PROBLEM REQUIREMENTS: Scan the lines below; pull out those with "name".

TASK DATA:
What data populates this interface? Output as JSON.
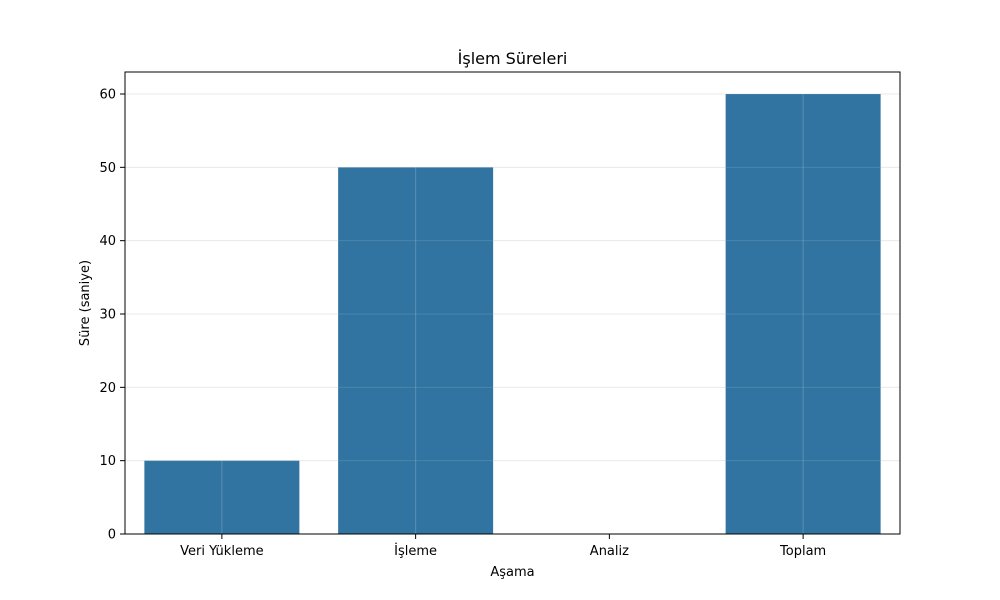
{
  "chart_data": {
    "type": "bar",
    "title": "İşlem Süreleri",
    "xlabel": "Aşama",
    "ylabel": "Süre (saniye)",
    "categories": [
      "Veri Yükleme",
      "İşleme",
      "Analiz",
      "Toplam"
    ],
    "values": [
      10,
      50,
      0,
      60
    ],
    "ylim": [
      0,
      63
    ],
    "yticks": [
      0,
      10,
      20,
      30,
      40,
      50,
      60
    ],
    "ytick_labels": [
      "0",
      "10",
      "20",
      "30",
      "40",
      "50",
      "60"
    ],
    "grid": true,
    "legend": "none",
    "bar_color": "#3274a1",
    "grid_color": "#e6e6e6",
    "axis_color": "#000000"
  }
}
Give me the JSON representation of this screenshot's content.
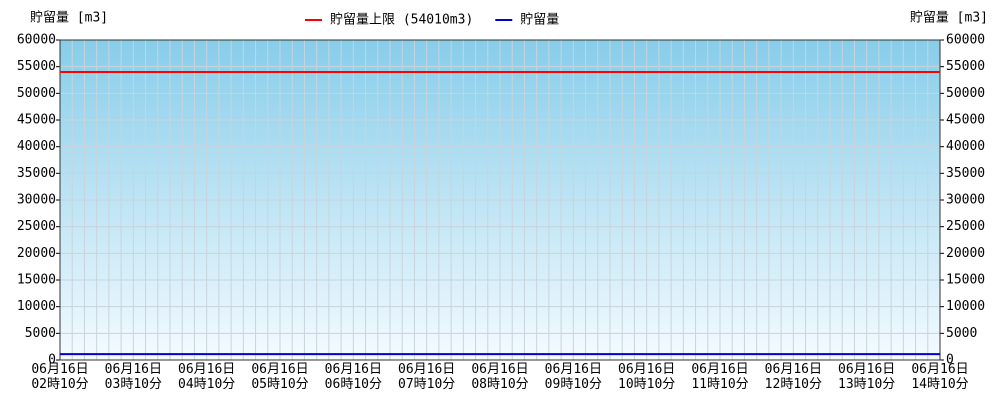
{
  "chart_data": {
    "type": "line",
    "y_label": "貯留量 [m3]",
    "y2_label": "貯留量 [m3]",
    "categories": [
      "06月16日\n02時10分",
      "06月16日\n03時10分",
      "06月16日\n04時10分",
      "06月16日\n05時10分",
      "06月16日\n06時10分",
      "06月16日\n07時10分",
      "06月16日\n08時10分",
      "06月16日\n09時10分",
      "06月16日\n10時10分",
      "06月16日\n11時10分",
      "06月16日\n12時10分",
      "06月16日\n13時10分",
      "06月16日\n14時10分"
    ],
    "series": [
      {
        "name": "貯留量上限 (54010m3)",
        "color": "#ff0000",
        "values": [
          54010,
          54010,
          54010,
          54010,
          54010,
          54010,
          54010,
          54010,
          54010,
          54010,
          54010,
          54010,
          54010
        ]
      },
      {
        "name": "貯留量",
        "color": "#0000cc",
        "values": [
          1100,
          1100,
          1100,
          1100,
          1100,
          1100,
          1100,
          1100,
          1100,
          1100,
          1100,
          1100,
          1100
        ]
      }
    ],
    "ylim": [
      0,
      60000
    ],
    "yticks": [
      0,
      5000,
      10000,
      15000,
      20000,
      25000,
      30000,
      35000,
      40000,
      45000,
      50000,
      55000,
      60000
    ],
    "y2lim": [
      0,
      60000
    ],
    "y2ticks": [
      0,
      5000,
      10000,
      15000,
      20000,
      25000,
      30000,
      35000,
      40000,
      45000,
      50000,
      55000,
      60000
    ],
    "grid": true
  }
}
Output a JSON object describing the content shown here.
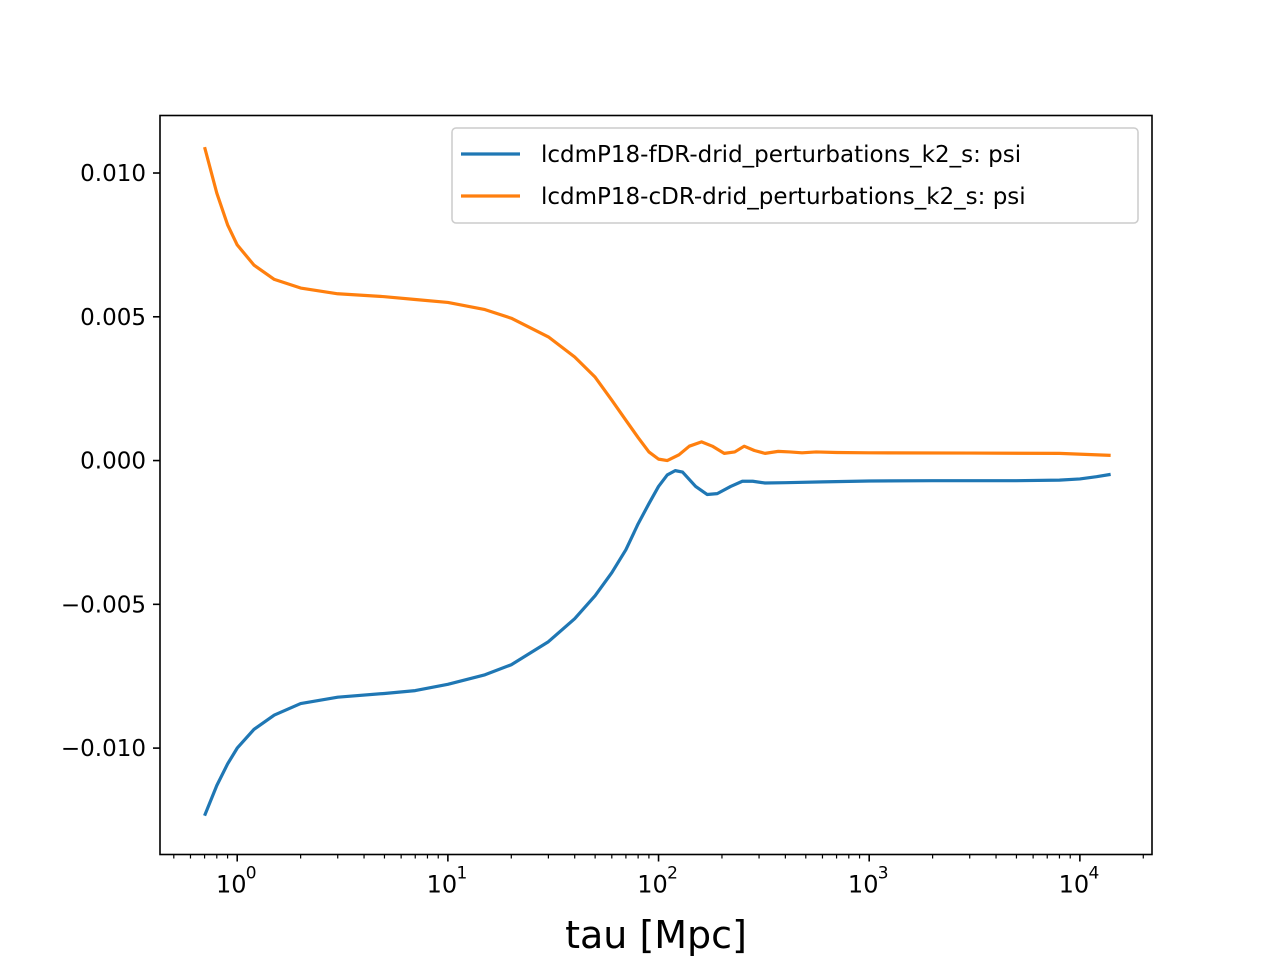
{
  "chart_data": {
    "type": "line",
    "title": "",
    "xlabel": "tau [Mpc]",
    "ylabel": "",
    "xscale": "log",
    "xlim": [
      0.43,
      22000
    ],
    "ylim": [
      -0.0137,
      0.012
    ],
    "x_ticks": [
      {
        "value": 1,
        "base": "10",
        "exp": "0"
      },
      {
        "value": 10,
        "base": "10",
        "exp": "1"
      },
      {
        "value": 100,
        "base": "10",
        "exp": "2"
      },
      {
        "value": 1000,
        "base": "10",
        "exp": "3"
      },
      {
        "value": 10000,
        "base": "10",
        "exp": "4"
      }
    ],
    "y_ticks": [
      {
        "value": 0.01,
        "label": "0.010"
      },
      {
        "value": 0.005,
        "label": "0.005"
      },
      {
        "value": 0.0,
        "label": "0.000"
      },
      {
        "value": -0.005,
        "label": "−0.005"
      },
      {
        "value": -0.01,
        "label": "−0.010"
      }
    ],
    "grid": false,
    "legend_position": "top-right",
    "series": [
      {
        "name": "lcdmP18-fDR-drid_perturbations_k2_s: psi",
        "color": "#1f77b4",
        "points": [
          [
            0.7,
            -0.01235
          ],
          [
            0.8,
            -0.0113
          ],
          [
            0.9,
            -0.01055
          ],
          [
            1.0,
            -0.01
          ],
          [
            1.2,
            -0.00935
          ],
          [
            1.5,
            -0.00885
          ],
          [
            2.0,
            -0.00845
          ],
          [
            3.0,
            -0.00823
          ],
          [
            5.0,
            -0.0081
          ],
          [
            7.0,
            -0.008
          ],
          [
            10.0,
            -0.00778
          ],
          [
            15.0,
            -0.00745
          ],
          [
            20.0,
            -0.0071
          ],
          [
            30.0,
            -0.0063
          ],
          [
            40.0,
            -0.0055
          ],
          [
            50.0,
            -0.0047
          ],
          [
            60.0,
            -0.0039
          ],
          [
            70.0,
            -0.0031
          ],
          [
            80.0,
            -0.0022
          ],
          [
            90.0,
            -0.0015
          ],
          [
            100.0,
            -0.0009
          ],
          [
            110.0,
            -0.0005
          ],
          [
            120.0,
            -0.00035
          ],
          [
            130.0,
            -0.0004
          ],
          [
            150.0,
            -0.0009
          ],
          [
            170.0,
            -0.00118
          ],
          [
            190.0,
            -0.00115
          ],
          [
            220.0,
            -0.0009
          ],
          [
            250.0,
            -0.00072
          ],
          [
            280.0,
            -0.00072
          ],
          [
            320.0,
            -0.00078
          ],
          [
            400.0,
            -0.00077
          ],
          [
            600.0,
            -0.00074
          ],
          [
            1000.0,
            -0.00071
          ],
          [
            2000.0,
            -0.0007
          ],
          [
            5000.0,
            -0.0007
          ],
          [
            8000.0,
            -0.00068
          ],
          [
            10000.0,
            -0.00064
          ],
          [
            12000.0,
            -0.00056
          ],
          [
            14000.0,
            -0.00048
          ]
        ]
      },
      {
        "name": "lcdmP18-cDR-drid_perturbations_k2_s: psi",
        "color": "#ff7f0e",
        "points": [
          [
            0.7,
            0.0109
          ],
          [
            0.8,
            0.0093
          ],
          [
            0.9,
            0.0082
          ],
          [
            1.0,
            0.0075
          ],
          [
            1.2,
            0.0068
          ],
          [
            1.5,
            0.0063
          ],
          [
            2.0,
            0.006
          ],
          [
            3.0,
            0.0058
          ],
          [
            5.0,
            0.0057
          ],
          [
            7.0,
            0.0056
          ],
          [
            10.0,
            0.0055
          ],
          [
            15.0,
            0.00525
          ],
          [
            20.0,
            0.00495
          ],
          [
            30.0,
            0.0043
          ],
          [
            40.0,
            0.0036
          ],
          [
            50.0,
            0.0029
          ],
          [
            60.0,
            0.0021
          ],
          [
            70.0,
            0.0014
          ],
          [
            80.0,
            0.0008
          ],
          [
            90.0,
            0.0003
          ],
          [
            100.0,
            5e-05
          ],
          [
            110.0,
            0.0
          ],
          [
            125.0,
            0.0002
          ],
          [
            140.0,
            0.0005
          ],
          [
            160.0,
            0.00065
          ],
          [
            180.0,
            0.0005
          ],
          [
            205.0,
            0.00025
          ],
          [
            230.0,
            0.0003
          ],
          [
            255.0,
            0.0005
          ],
          [
            285.0,
            0.00035
          ],
          [
            320.0,
            0.00025
          ],
          [
            370.0,
            0.00032
          ],
          [
            420.0,
            0.0003
          ],
          [
            480.0,
            0.00027
          ],
          [
            560.0,
            0.0003
          ],
          [
            700.0,
            0.00028
          ],
          [
            1000.0,
            0.00027
          ],
          [
            3000.0,
            0.00026
          ],
          [
            8000.0,
            0.00025
          ],
          [
            14000.0,
            0.00018
          ]
        ]
      }
    ]
  }
}
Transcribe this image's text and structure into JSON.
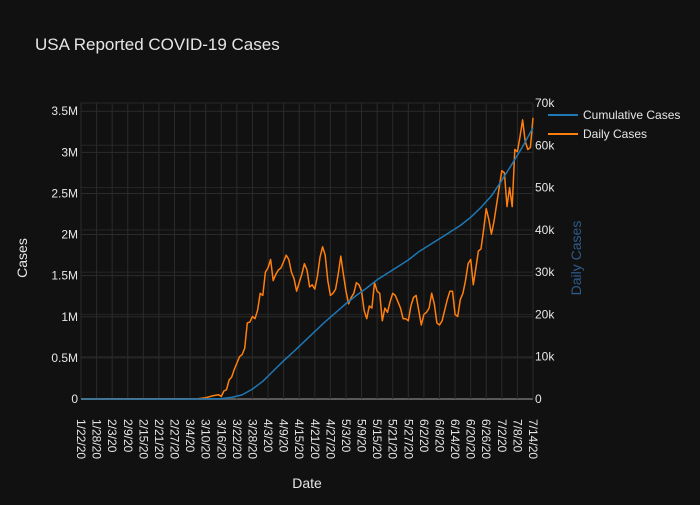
{
  "colors": {
    "background": "#111111",
    "grid": "#2b2b2b",
    "zeroline": "#5a5a5a",
    "cumulative": "#1f77b4",
    "daily": "#ff7f0e",
    "text": "#e6e6e6",
    "y2_title": "#2f5a8a"
  },
  "chart_data": {
    "type": "line",
    "title": "USA Reported COVID-19 Cases",
    "xlabel": "Date",
    "ylabel": "Cases",
    "y2label": "Daily Cases",
    "grid": true,
    "legend_position": "top-right",
    "x_start": "2020-01-22",
    "x_end": "2020-07-14",
    "xticks": [
      "1/22/20",
      "1/28/20",
      "2/3/20",
      "2/9/20",
      "2/15/20",
      "2/21/20",
      "2/27/20",
      "3/4/20",
      "3/10/20",
      "3/16/20",
      "3/22/20",
      "3/28/20",
      "4/3/20",
      "4/9/20",
      "4/15/20",
      "4/21/20",
      "4/27/20",
      "5/3/20",
      "5/9/20",
      "5/15/20",
      "5/21/20",
      "5/27/20",
      "6/2/20",
      "6/8/20",
      "6/14/20",
      "6/20/20",
      "6/26/20",
      "7/2/20",
      "7/8/20",
      "7/14/20"
    ],
    "ylim": [
      0,
      3600000
    ],
    "yticks": [
      0,
      500000,
      1000000,
      1500000,
      2000000,
      2500000,
      3000000,
      3500000
    ],
    "ytick_labels": [
      "0",
      "0.5M",
      "1M",
      "1.5M",
      "2M",
      "2.5M",
      "3M",
      "3.5M"
    ],
    "y2lim": [
      0,
      70000
    ],
    "y2ticks": [
      0,
      10000,
      20000,
      30000,
      40000,
      50000,
      60000,
      70000
    ],
    "y2tick_labels": [
      "0",
      "10k",
      "20k",
      "30k",
      "40k",
      "50k",
      "60k",
      "70k"
    ],
    "series": [
      {
        "name": "Cumulative Cases",
        "axis": "y",
        "points": [
          [
            "2020-01-22",
            0
          ],
          [
            "2020-03-01",
            100
          ],
          [
            "2020-03-10",
            1000
          ],
          [
            "2020-03-16",
            5000
          ],
          [
            "2020-03-20",
            20000
          ],
          [
            "2020-03-24",
            50000
          ],
          [
            "2020-03-28",
            120000
          ],
          [
            "2020-04-01",
            215000
          ],
          [
            "2020-04-05",
            340000
          ],
          [
            "2020-04-09",
            465000
          ],
          [
            "2020-04-13",
            580000
          ],
          [
            "2020-04-17",
            700000
          ],
          [
            "2020-04-21",
            820000
          ],
          [
            "2020-04-25",
            940000
          ],
          [
            "2020-04-29",
            1050000
          ],
          [
            "2020-05-03",
            1160000
          ],
          [
            "2020-05-07",
            1260000
          ],
          [
            "2020-05-11",
            1350000
          ],
          [
            "2020-05-15",
            1450000
          ],
          [
            "2020-05-19",
            1530000
          ],
          [
            "2020-05-23",
            1610000
          ],
          [
            "2020-05-27",
            1690000
          ],
          [
            "2020-05-31",
            1790000
          ],
          [
            "2020-06-04",
            1870000
          ],
          [
            "2020-06-08",
            1950000
          ],
          [
            "2020-06-12",
            2030000
          ],
          [
            "2020-06-16",
            2110000
          ],
          [
            "2020-06-20",
            2210000
          ],
          [
            "2020-06-24",
            2330000
          ],
          [
            "2020-06-28",
            2470000
          ],
          [
            "2020-07-02",
            2660000
          ],
          [
            "2020-07-06",
            2860000
          ],
          [
            "2020-07-10",
            3070000
          ],
          [
            "2020-07-14",
            3300000
          ]
        ]
      },
      {
        "name": "Daily Cases",
        "axis": "y2",
        "points": [
          [
            "2020-01-22",
            0
          ],
          [
            "2020-03-07",
            80
          ],
          [
            "2020-03-10",
            300
          ],
          [
            "2020-03-13",
            800
          ],
          [
            "2020-03-15",
            1000
          ],
          [
            "2020-03-16",
            600
          ],
          [
            "2020-03-17",
            1900
          ],
          [
            "2020-03-18",
            2200
          ],
          [
            "2020-03-19",
            4500
          ],
          [
            "2020-03-20",
            5200
          ],
          [
            "2020-03-21",
            7000
          ],
          [
            "2020-03-22",
            8500
          ],
          [
            "2020-03-23",
            10000
          ],
          [
            "2020-03-24",
            10500
          ],
          [
            "2020-03-25",
            12000
          ],
          [
            "2020-03-26",
            18000
          ],
          [
            "2020-03-27",
            18200
          ],
          [
            "2020-03-28",
            19500
          ],
          [
            "2020-03-29",
            19000
          ],
          [
            "2020-03-30",
            21000
          ],
          [
            "2020-03-31",
            25000
          ],
          [
            "2020-04-01",
            24500
          ],
          [
            "2020-04-02",
            30000
          ],
          [
            "2020-04-03",
            31000
          ],
          [
            "2020-04-04",
            33000
          ],
          [
            "2020-04-05",
            28000
          ],
          [
            "2020-04-06",
            29500
          ],
          [
            "2020-04-07",
            30500
          ],
          [
            "2020-04-08",
            31000
          ],
          [
            "2020-04-09",
            32500
          ],
          [
            "2020-04-10",
            34000
          ],
          [
            "2020-04-11",
            33000
          ],
          [
            "2020-04-12",
            30000
          ],
          [
            "2020-04-13",
            28500
          ],
          [
            "2020-04-14",
            25500
          ],
          [
            "2020-04-15",
            27500
          ],
          [
            "2020-04-16",
            29500
          ],
          [
            "2020-04-17",
            32000
          ],
          [
            "2020-04-18",
            30500
          ],
          [
            "2020-04-19",
            26500
          ],
          [
            "2020-04-20",
            27000
          ],
          [
            "2020-04-21",
            26000
          ],
          [
            "2020-04-22",
            29000
          ],
          [
            "2020-04-23",
            33500
          ],
          [
            "2020-04-24",
            36000
          ],
          [
            "2020-04-25",
            34000
          ],
          [
            "2020-04-26",
            28000
          ],
          [
            "2020-04-27",
            24500
          ],
          [
            "2020-04-28",
            25000
          ],
          [
            "2020-04-29",
            26000
          ],
          [
            "2020-04-30",
            29500
          ],
          [
            "2020-05-01",
            33800
          ],
          [
            "2020-05-02",
            29500
          ],
          [
            "2020-05-03",
            25500
          ],
          [
            "2020-05-04",
            22500
          ],
          [
            "2020-05-05",
            24000
          ],
          [
            "2020-05-06",
            25000
          ],
          [
            "2020-05-07",
            27500
          ],
          [
            "2020-05-08",
            27000
          ],
          [
            "2020-05-09",
            25500
          ],
          [
            "2020-05-10",
            21000
          ],
          [
            "2020-05-11",
            19000
          ],
          [
            "2020-05-12",
            22000
          ],
          [
            "2020-05-13",
            21500
          ],
          [
            "2020-05-14",
            27500
          ],
          [
            "2020-05-15",
            25500
          ],
          [
            "2020-05-16",
            25000
          ],
          [
            "2020-05-17",
            18500
          ],
          [
            "2020-05-18",
            21500
          ],
          [
            "2020-05-19",
            20500
          ],
          [
            "2020-05-20",
            23000
          ],
          [
            "2020-05-21",
            25000
          ],
          [
            "2020-05-22",
            24500
          ],
          [
            "2020-05-23",
            23000
          ],
          [
            "2020-05-24",
            21500
          ],
          [
            "2020-05-25",
            19000
          ],
          [
            "2020-05-26",
            19000
          ],
          [
            "2020-05-27",
            18500
          ],
          [
            "2020-05-28",
            22000
          ],
          [
            "2020-05-29",
            24000
          ],
          [
            "2020-05-30",
            24500
          ],
          [
            "2020-05-31",
            21000
          ],
          [
            "2020-06-01",
            17500
          ],
          [
            "2020-06-02",
            20000
          ],
          [
            "2020-06-03",
            20500
          ],
          [
            "2020-06-04",
            21500
          ],
          [
            "2020-06-05",
            25000
          ],
          [
            "2020-06-06",
            22500
          ],
          [
            "2020-06-07",
            18000
          ],
          [
            "2020-06-08",
            17500
          ],
          [
            "2020-06-09",
            18500
          ],
          [
            "2020-06-10",
            21000
          ],
          [
            "2020-06-11",
            23500
          ],
          [
            "2020-06-12",
            25500
          ],
          [
            "2020-06-13",
            25500
          ],
          [
            "2020-06-14",
            20000
          ],
          [
            "2020-06-15",
            19500
          ],
          [
            "2020-06-16",
            23500
          ],
          [
            "2020-06-17",
            25000
          ],
          [
            "2020-06-18",
            28000
          ],
          [
            "2020-06-19",
            32000
          ],
          [
            "2020-06-20",
            33000
          ],
          [
            "2020-06-21",
            27000
          ],
          [
            "2020-06-22",
            31000
          ],
          [
            "2020-06-23",
            35000
          ],
          [
            "2020-06-24",
            35500
          ],
          [
            "2020-06-25",
            40000
          ],
          [
            "2020-06-26",
            45000
          ],
          [
            "2020-06-27",
            42500
          ],
          [
            "2020-06-28",
            39000
          ],
          [
            "2020-06-29",
            42000
          ],
          [
            "2020-06-30",
            46000
          ],
          [
            "2020-07-01",
            50000
          ],
          [
            "2020-07-02",
            54000
          ],
          [
            "2020-07-03",
            53500
          ],
          [
            "2020-07-04",
            45500
          ],
          [
            "2020-07-05",
            50000
          ],
          [
            "2020-07-06",
            45500
          ],
          [
            "2020-07-07",
            59000
          ],
          [
            "2020-07-08",
            58500
          ],
          [
            "2020-07-09",
            62000
          ],
          [
            "2020-07-10",
            66000
          ],
          [
            "2020-07-11",
            61000
          ],
          [
            "2020-07-12",
            59000
          ],
          [
            "2020-07-13",
            59500
          ],
          [
            "2020-07-14",
            66500
          ]
        ]
      }
    ]
  }
}
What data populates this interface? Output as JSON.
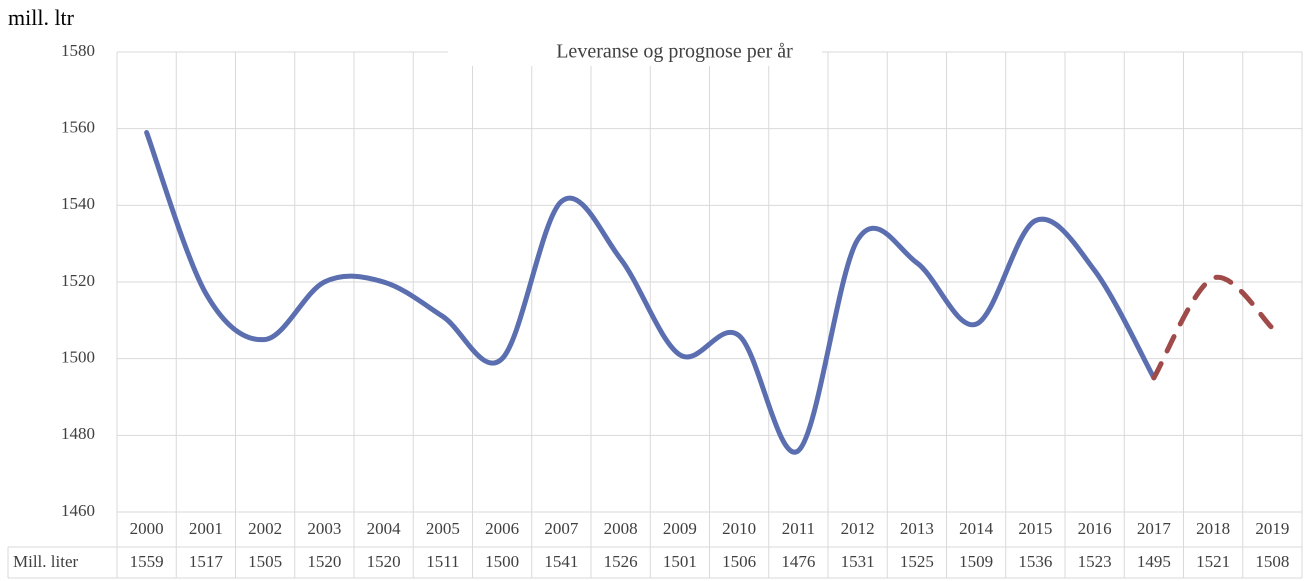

THE RESULT:
        "name": "貯留量上限 (54010m3)",
        "name": "貯留量",
        "name": "lcdmP18-fDR-drid_perturbations_k2_s: psi",
        "name": "lcdmP18-cDR-drid_perturbations_k2_s: psi",
        "name": "Cumulative Cases",
        "name": "Daily Cases",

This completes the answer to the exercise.